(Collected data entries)
● ● ● ●

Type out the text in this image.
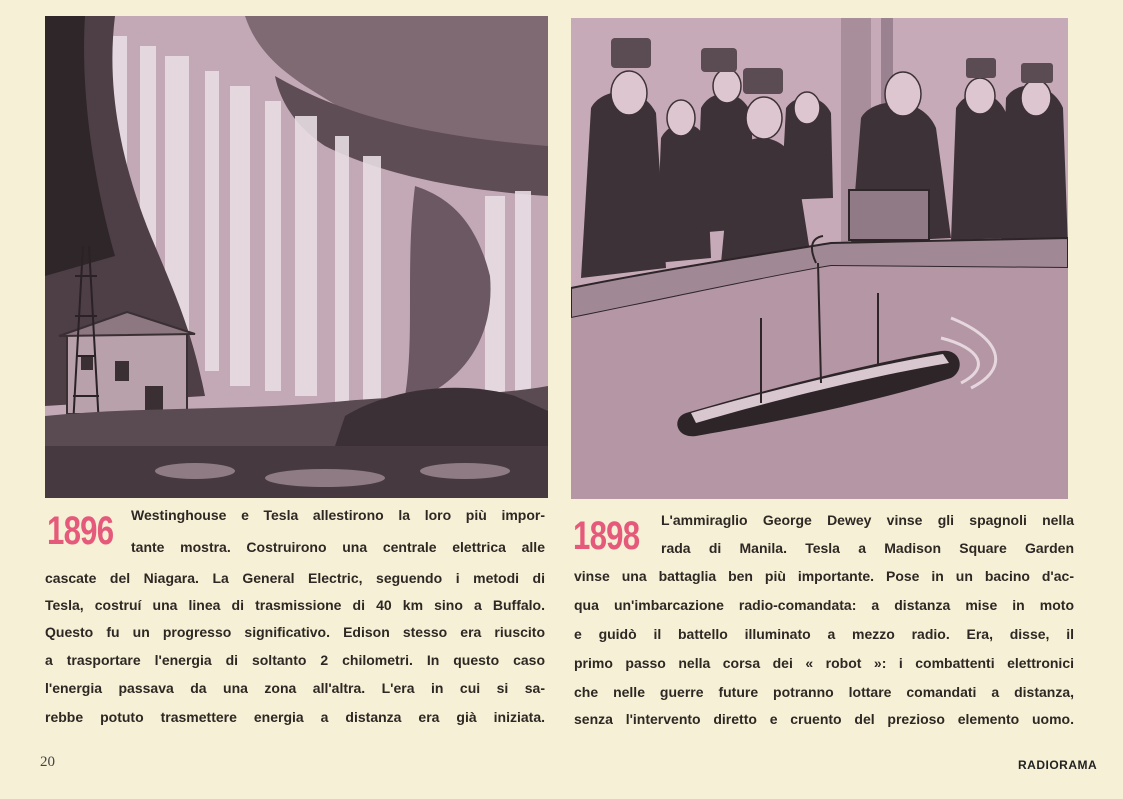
1896 Westinghouse e Tesla allestirono la loro più impor-
tante mostra. Costruirono una centrale elettrica alle
cascate del Niagara. La General Electric, seguendo i metodi di
Tesla, costruí una linea di trasmissione di 40 km sino a Buffalo.
Questo fu un progresso significativo. Edison stesso era riuscito
a trasportare l'energia di soltanto 2 chilometri. In questo caso
l'energia passava da una zona all'altra. L'era in cui si sa-
rebbe potuto trasmettere energia a distanza era già iniziata.
1898 L'ammiraglio George Dewey vinse gli spagnoli nella
rada di Manila. Tesla a Madison Square Garden
vinse una battaglia ben più importante. Pose in un bacino d'ac-
qua un'imbarcazione radio-comandata: a distanza mise in moto
e guidò il battello illuminato a mezzo radio. Era, disse, il
primo passo nella corsa dei « robot »: i combattenti elettronici
che nelle guerre future potranno lottare comandati a distanza,
senza l'intervento diretto e cruento del prezioso elemento uomo.
20	RADIORAMA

● ● ● ●

PROBLEM REQUIREMENTS: The answer is a single number: how many lines include the word "Tesla"?

RIGHT ANSWER: 3